What is required =
Your task is to copy the listing exactly, with the pictures left out.

Input data =
========================

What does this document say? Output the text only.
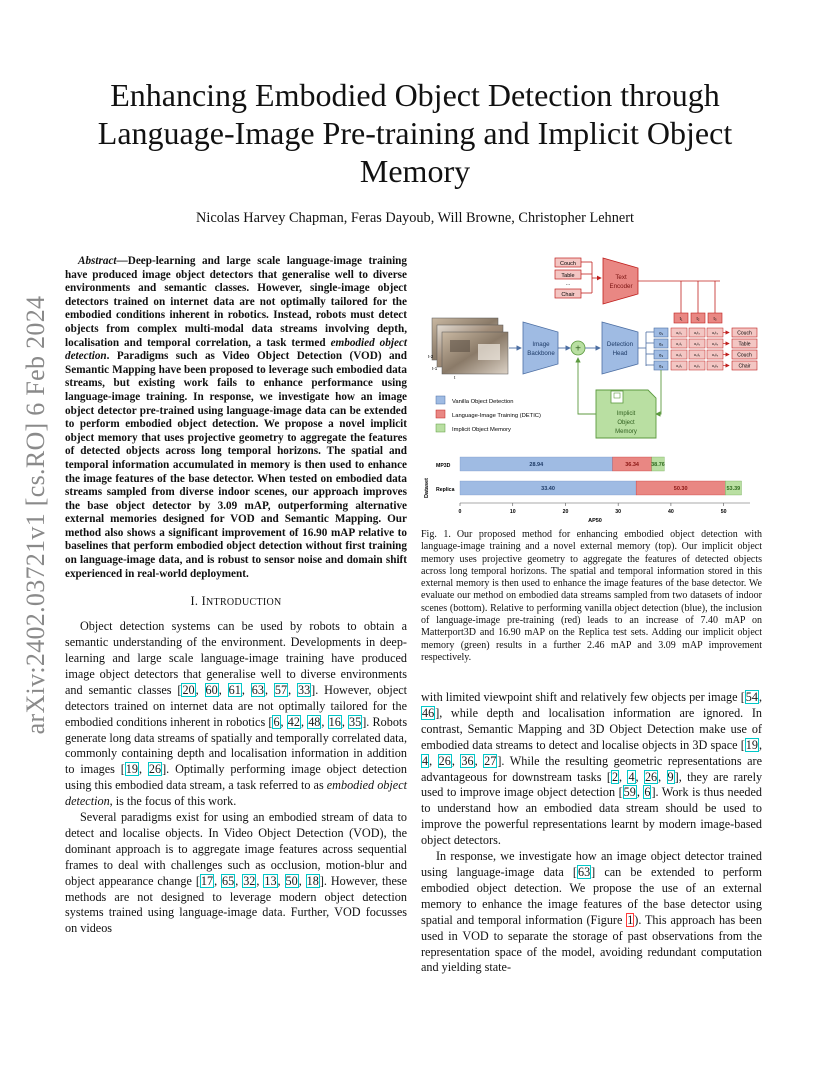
arXiv:2402.03721v1 [cs.RO] 6 Feb 2024
Enhancing Embodied Object Detection through Language-Image Pre-training and Implicit Object Memory
Nicolas Harvey Chapman, Feras Dayoub, Will Browne, Christopher Lehnert

Abstract—Deep-learning and large scale language-image training have produced image object detectors that generalise well to diverse environments and semantic classes. However, single-image object detectors trained on internet data are not optimally tailored for the embodied conditions inherent in robotics. Instead, robots must detect objects from complex multi-modal data streams involving depth, localisation and temporal correlation, a task termed embodied object detection. Paradigms such as Video Object Detection (VOD) and Semantic Mapping have been proposed to leverage such embodied data streams, but existing work fails to enhance performance using language-image training. In response, we investigate how an image object detector pre-trained using language-image data can be extended to perform embodied object detection. We propose a novel implicit object memory that uses projective geometry to aggregate the features of detected objects across long temporal horizons. The spatial and temporal information accumulated in memory is then used to enhance the image features of the base detector. When tested on embodied data streams sampled from diverse indoor scenes, our approach improves the base object detector by 3.09 mAP, outperforming alternative external memories designed for VOD and Semantic Mapping. Our method also shows a significant improvement of 16.90 mAP relative to baselines that perform embodied object detection without first training on language-image data, and is robust to sensor noise and domain shift experienced in real-world deployment.

I. INTRODUCTION

Object detection systems can be used by robots to obtain a semantic understanding of the environment. Developments in deep-learning and large scale language-image training have produced image object detectors that generalise well to diverse environments and semantic classes [20, 60, 61, 63, 57, 33]. However, object detectors trained on internet data are not optimally tailored for the embodied conditions inherent in robotics [6, 42, 48, 16, 35]. Robots generate long data streams of spatially and temporally correlated data, commonly containing depth and localisation information in addition to images [19, 26]. Optimally performing image object detection using this embodied data stream, a task referred to as embodied object detection, is the focus of this work.

Several paradigms exist for using an embodied stream of data to detect and localise objects. In Video Object Detection (VOD), the dominant approach is to aggregate image features across sequential frames to deal with challenges such as occlusion, motion-blur and object appearance change [17, 65, 32, 13, 50, 18]. However, these methods are not designed to leverage modern object detection systems trained using language-image data. Further, VOD focusses on videos

Couch
Table
...
Chair
Text
Encoder
t₁	t₂	t₃
t-2
t-1
t
Image
Backbone +	Detection
Head
o₁
o₂
o₃
o₄
o₁t₁	o₁t₂	o₁t₃
o₂t₁	o₂t₂	o₂t₃
o₃t₁	o₃t₂	o₃t₃
o₄t₁	o₄t₂	o₄t₃
Couch
Table
Couch
Chair
Implicit
Object
Memory
Vanilla Object Detection
Language-Image Training (DETIC)
Implicit Object Memory
Dataset
MP3D
Replica
28.94	36.34 38.76
33.40	50.30	53.39
0	10	20	30	40	50
AP50
Fig. 1. Our proposed method for enhancing embodied object detection with language-image training and a novel external memory (top). Our implicit object memory uses projective geometry to aggregate the features of detected objects across long temporal horizons. The spatial and temporal information stored in this external memory is then used to enhance the image features of the base detector. We evaluate our method on embodied data streams sampled from two datasets of indoor scenes (bottom). Relative to performing vanilla object detection (blue), the inclusion of language-image pre-training (red) leads to an increase of 7.40 mAP on Matterport3D and 16.90 mAP on the Replica test sets. Adding our implicit object memory (green) results in a further 2.46 mAP and 3.09 mAP improvement respectively.

with limited viewpoint shift and relatively few objects per image [54, 46], while depth and localisation information are ignored. In contrast, Semantic Mapping and 3D Object Detection make use of embodied data streams to detect and localise objects in 3D space [19, 4, 26, 36, 27]. While the resulting geometric representations are advantageous for downstream tasks [2, 4, 26, 9], they are rarely used to improve image object detection [59, 6]. Work is thus needed to understand how an embodied data stream should be used to improve the powerful representations learnt by modern image-based object detectors.

In response, we investigate how an image object detector trained using language-image data [63] can be extended to perform embodied object detection. We propose the use of an external memory to enhance the image features of the base detector using spatial and temporal information (Figure 1). This approach has been used in VOD to separate the storage of past observations from the representation space of the model, avoiding redundant computation and yielding state-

========================

Result =
What does this document say? Output the text only.
arXiv:2402.03721v1 [cs.RO] 6 Feb 2024
Enhancing Embodied Object Detection through Language-Image Pre-training and Implicit Object Memory
Nicolas Harvey Chapman, Feras Dayoub, Will Browne, Christopher Lehnert

Abstract—Deep-learning and large scale language-image training have produced image object detectors that generalise well to diverse environments and semantic classes. However, single-image object detectors trained on internet data are not optimally tailored for the embodied conditions inherent in robotics. Instead, robots must detect objects from complex multi-modal data streams involving depth, localisation and temporal correlation, a task termed embodied object detection. Paradigms such as Video Object Detection (VOD) and Semantic Mapping have been proposed to leverage such embodied data streams, but existing work fails to enhance performance using language-image training. In response, we investigate how an image object detector pre-trained using language-image data can be extended to perform embodied object detection. We propose a novel implicit object memory that uses projective geometry to aggregate the features of detected objects across long temporal horizons. The spatial and temporal information accumulated in memory is then used to enhance the image features of the base detector. When tested on embodied data streams sampled from diverse indoor scenes, our approach improves the base object detector by 3.09 mAP, outperforming alternative external memories designed for VOD and Semantic Mapping. Our method also shows a significant improvement of 16.90 mAP relative to baselines that perform embodied object detection without first training on language-image data, and is robust to sensor noise and domain shift experienced in real-world deployment.

I. INTRODUCTION

Object detection systems can be used by robots to obtain a semantic understanding of the environment. Developments in deep-learning and large scale language-image training have produced image object detectors that generalise well to diverse environments and semantic classes [20, 60, 61, 63, 57, 33]. However, object detectors trained on internet data are not optimally tailored for the embodied conditions inherent in robotics [6, 42, 48, 16, 35]. Robots generate long data streams of spatially and temporally correlated data, commonly containing depth and localisation information in addition to images [19, 26]. Optimally performing image object detection using this embodied data stream, a task referred to as embodied object detection, is the focus of this work.

Several paradigms exist for using an embodied stream of data to detect and localise objects. In Video Object Detection (VOD), the dominant approach is to aggregate image features across sequential frames to deal with challenges such as occlusion, motion-blur and object appearance change [17, 65, 32, 13, 50, 18]. However, these methods are not designed to leverage modern object detection systems trained using language-image data. Further, VOD focusses on videos

Couch
Table
...
Chair
Text
Encoder
t₁	t₂	t₃
t-2
t-1
t
Image
Backbone +	Detection
Head
o₁
o₂
o₃
o₄
o₁t₁	o₁t₂	o₁t₃
o₂t₁	o₂t₂	o₂t₃
o₃t₁	o₃t₂	o₃t₃
o₄t₁	o₄t₂	o₄t₃
Couch
Table
Couch
Chair
Implicit
Object
Memory
Vanilla Object Detection
Language-Image Training (DETIC)
Implicit Object Memory
Dataset
MP3D
Replica
28.94	36.34 38.76
33.40	50.30	53.39
0	10	20	30	40	50
AP50
Fig. 1. Our proposed method for enhancing embodied object detection with language-image training and a novel external memory (top). Our implicit object memory uses projective geometry to aggregate the features of detected objects across long temporal horizons. The spatial and temporal information stored in this external memory is then used to enhance the image features of the base detector. We evaluate our method on embodied data streams sampled from two datasets of indoor scenes (bottom). Relative to performing vanilla object detection (blue), the inclusion of language-image pre-training (red) leads to an increase of 7.40 mAP on Matterport3D and 16.90 mAP on the Replica test sets. Adding our implicit object memory (green) results in a further 2.46 mAP and 3.09 mAP improvement respectively.

with limited viewpoint shift and relatively few objects per image [54, 46], while depth and localisation information are ignored. In contrast, Semantic Mapping and 3D Object Detection make use of embodied data streams to detect and localise objects in 3D space [19, 4, 26, 36, 27]. While the resulting geometric representations are advantageous for downstream tasks [2, 4, 26, 9], they are rarely used to improve image object detection [59, 6]. Work is thus needed to understand how an embodied data stream should be used to improve the powerful representations learnt by modern image-based object detectors.

In response, we investigate how an image object detector trained using language-image data [63] can be extended to perform embodied object detection. We propose the use of an external memory to enhance the image features of the base detector using spatial and temporal information (Figure 1). This approach has been used in VOD to separate the storage of past observations from the representation space of the model, avoiding redundant computation and yielding state-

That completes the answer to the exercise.